Problem:
Using the data below, copy each line that includes the word "grammar".

Extracted records
########

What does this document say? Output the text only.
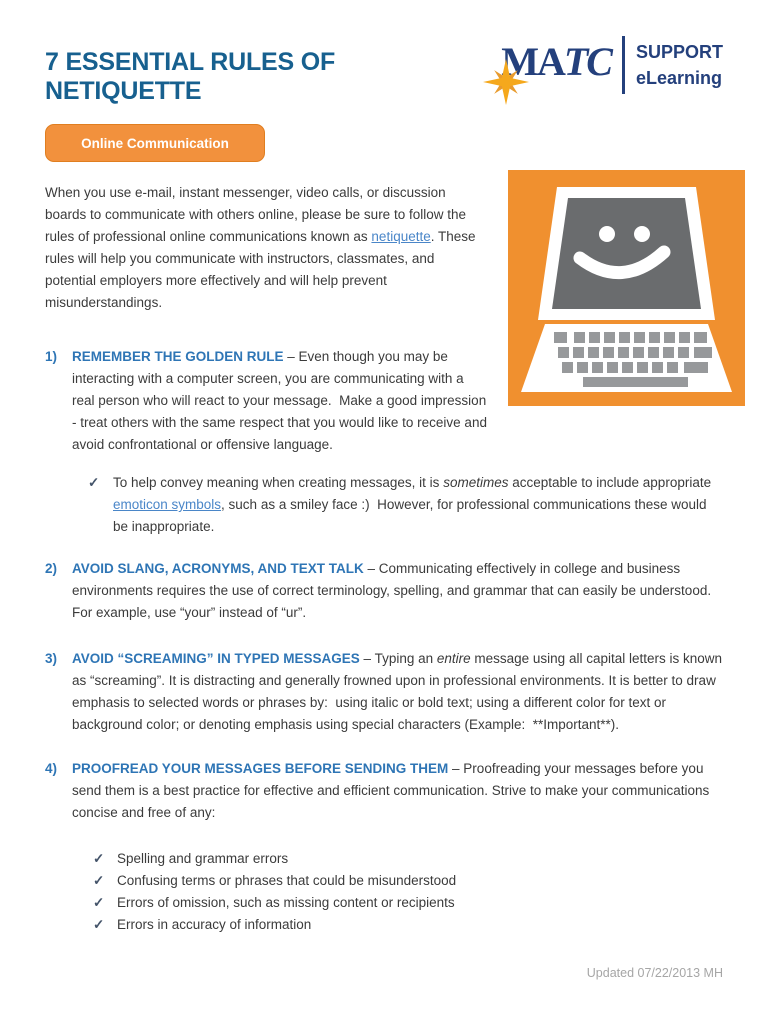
7 ESSENTIAL RULES OF NETIQUETTE
MATC SUPPORT
eLearning
Online Communication

When you use e-mail, instant messenger, video calls, or discussion boards to communicate with others online, please be sure to follow the rules of professional online communications known as netiquette. These rules will help you communicate with instructors, classmates, and potential employers more effectively and will help prevent misunderstandings.

1) REMEMBER THE GOLDEN RULE – Even though you may be interacting with a computer screen, you are communicating with a real person who will react to your message.  Make a good impression - treat others with the same respect that you would like to receive and avoid confrontational or offensive language.
✓ To help convey meaning when creating messages, it is sometimes acceptable to include appropriate emoticon symbols, such as a smiley face :)  However, for professional communications these would be inappropriate.
2) AVOID SLANG, ACRONYMS, AND TEXT TALK – Communicating effectively in college and business environments requires the use of correct terminology, spelling, and grammar that can easily be understood. For example, use “your” instead of “ur”.
3) AVOID “SCREAMING” IN TYPED MESSAGES – Typing an entire message using all capital letters is known as “screaming”. It is distracting and generally frowned upon in professional environments. It is better to draw emphasis to selected words or phrases by:  using italic or bold text; using a different color for text or background color; or denoting emphasis using special characters (Example:  **Important**).
4) PROOFREAD YOUR MESSAGES BEFORE SENDING THEM – Proofreading your messages before you send them is a best practice for effective and efficient communication. Strive to make your communications concise and free of any:
✓ Spelling and grammar errors
✓ Confusing terms or phrases that could be misunderstood
✓ Errors of omission, such as missing content or recipients
✓ Errors in accuracy of information
Updated 07/22/2013 MH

########

Task answer:
2) AVOID SLANG, ACRONYMS, AND TEXT TALK – Communicating effectively in college and business environments requires the use of correct terminology, spelling, and grammar that can easily be understood. For example, use “your” instead of “ur”.
✓ Spelling and grammar errors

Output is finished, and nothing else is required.